_TASK INSTRUCTIONS_
Will you output all of the data below exactly, omitting the images?

_SUPPLIED ENTRIES_
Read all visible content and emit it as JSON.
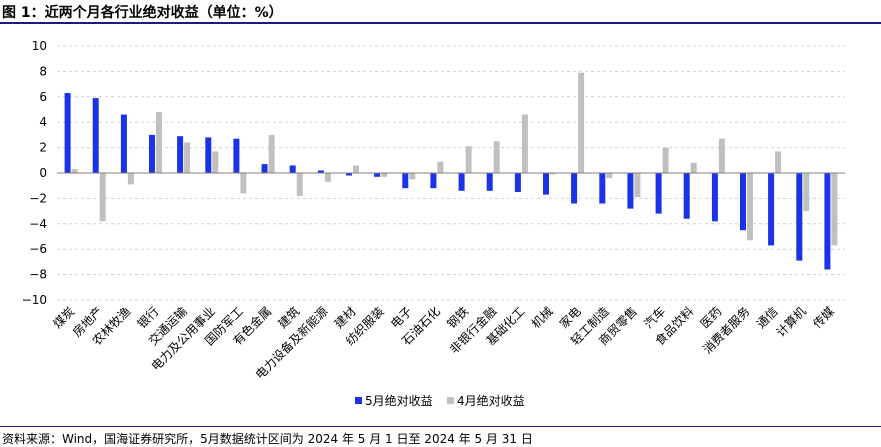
{
  "title": "图 1：近两个月各行业绝对收益（单位：%）",
  "source": "资料来源：Wind，国海证券研究所，5月数据统计区间为 2024 年 5 月 1 日至 2024 年 5 月 31 日",
  "colors": {
    "series1": "#1a33e6",
    "series2": "#c0c0c0",
    "accent": "#1a1a80"
  },
  "chart_data": {
    "type": "bar",
    "title": "",
    "xlabel": "",
    "ylabel": "",
    "ylim": [
      -10,
      10
    ],
    "yticks": [
      -10,
      -8,
      -6,
      -4,
      -2,
      0,
      2,
      4,
      6,
      8,
      10
    ],
    "grid": true,
    "legend": "bottom-center",
    "categories": [
      "煤炭",
      "房地产",
      "农林牧渔",
      "银行",
      "交通运输",
      "电力及公用事业",
      "国防军工",
      "有色金属",
      "建筑",
      "电力设备及新能源",
      "建材",
      "纺织服装",
      "电子",
      "石油石化",
      "钢铁",
      "非银行金融",
      "基础化工",
      "机械",
      "家电",
      "轻工制造",
      "商贸零售",
      "汽车",
      "食品饮料",
      "医药",
      "消费者服务",
      "通信",
      "计算机",
      "传媒"
    ],
    "series": [
      {
        "name": "5月绝对收益",
        "color": "#1a33e6",
        "values": [
          6.3,
          5.9,
          4.6,
          3.0,
          2.9,
          2.8,
          2.7,
          0.7,
          0.6,
          0.2,
          -0.2,
          -0.3,
          -1.2,
          -1.2,
          -1.4,
          -1.4,
          -1.5,
          -1.7,
          -2.4,
          -2.4,
          -2.8,
          -3.2,
          -3.6,
          -3.8,
          -4.5,
          -5.7,
          -6.9,
          -7.6
        ]
      },
      {
        "name": "4月绝对收益",
        "color": "#c0c0c0",
        "values": [
          0.3,
          -3.8,
          -0.9,
          4.8,
          2.4,
          1.7,
          -1.6,
          3.0,
          -1.8,
          -0.7,
          0.6,
          -0.3,
          -0.5,
          0.9,
          2.1,
          2.5,
          4.6,
          -0.1,
          7.9,
          -0.4,
          -1.9,
          2.0,
          0.8,
          2.7,
          -5.3,
          1.7,
          -3.0,
          -5.7
        ]
      }
    ]
  }
}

_COMPLETE ANSWER_
Read all visible content and emit it as JSON.
{
  "title": "图 1：近两个月各行业绝对收益（单位：%）",
  "source": "资料来源：Wind，国海证券研究所，5月数据统计区间为 2024 年 5 月 1 日至 2024 年 5 月 31 日",
  "colors": {
    "series1": "#1a33e6",
    "series2": "#c0c0c0",
    "accent": "#1a1a80"
  },
  "chart_data": {
    "type": "bar",
    "title": "",
    "xlabel": "",
    "ylabel": "",
    "ylim": [
      -10,
      10
    ],
    "yticks": [
      -10,
      -8,
      -6,
      -4,
      -2,
      0,
      2,
      4,
      6,
      8,
      10
    ],
    "grid": true,
    "legend": "bottom-center",
    "categories": [
      "煤炭",
      "房地产",
      "农林牧渔",
      "银行",
      "交通运输",
      "电力及公用事业",
      "国防军工",
      "有色金属",
      "建筑",
      "电力设备及新能源",
      "建材",
      "纺织服装",
      "电子",
      "石油石化",
      "钢铁",
      "非银行金融",
      "基础化工",
      "机械",
      "家电",
      "轻工制造",
      "商贸零售",
      "汽车",
      "食品饮料",
      "医药",
      "消费者服务",
      "通信",
      "计算机",
      "传媒"
    ],
    "series": [
      {
        "name": "5月绝对收益",
        "color": "#1a33e6",
        "values": [
          6.3,
          5.9,
          4.6,
          3.0,
          2.9,
          2.8,
          2.7,
          0.7,
          0.6,
          0.2,
          -0.2,
          -0.3,
          -1.2,
          -1.2,
          -1.4,
          -1.4,
          -1.5,
          -1.7,
          -2.4,
          -2.4,
          -2.8,
          -3.2,
          -3.6,
          -3.8,
          -4.5,
          -5.7,
          -6.9,
          -7.6
        ]
      },
      {
        "name": "4月绝对收益",
        "color": "#c0c0c0",
        "values": [
          0.3,
          -3.8,
          -0.9,
          4.8,
          2.4,
          1.7,
          -1.6,
          3.0,
          -1.8,
          -0.7,
          0.6,
          -0.3,
          -0.5,
          0.9,
          2.1,
          2.5,
          4.6,
          -0.1,
          7.9,
          -0.4,
          -1.9,
          2.0,
          0.8,
          2.7,
          -5.3,
          1.7,
          -3.0,
          -5.7
        ]
      }
    ]
  }
}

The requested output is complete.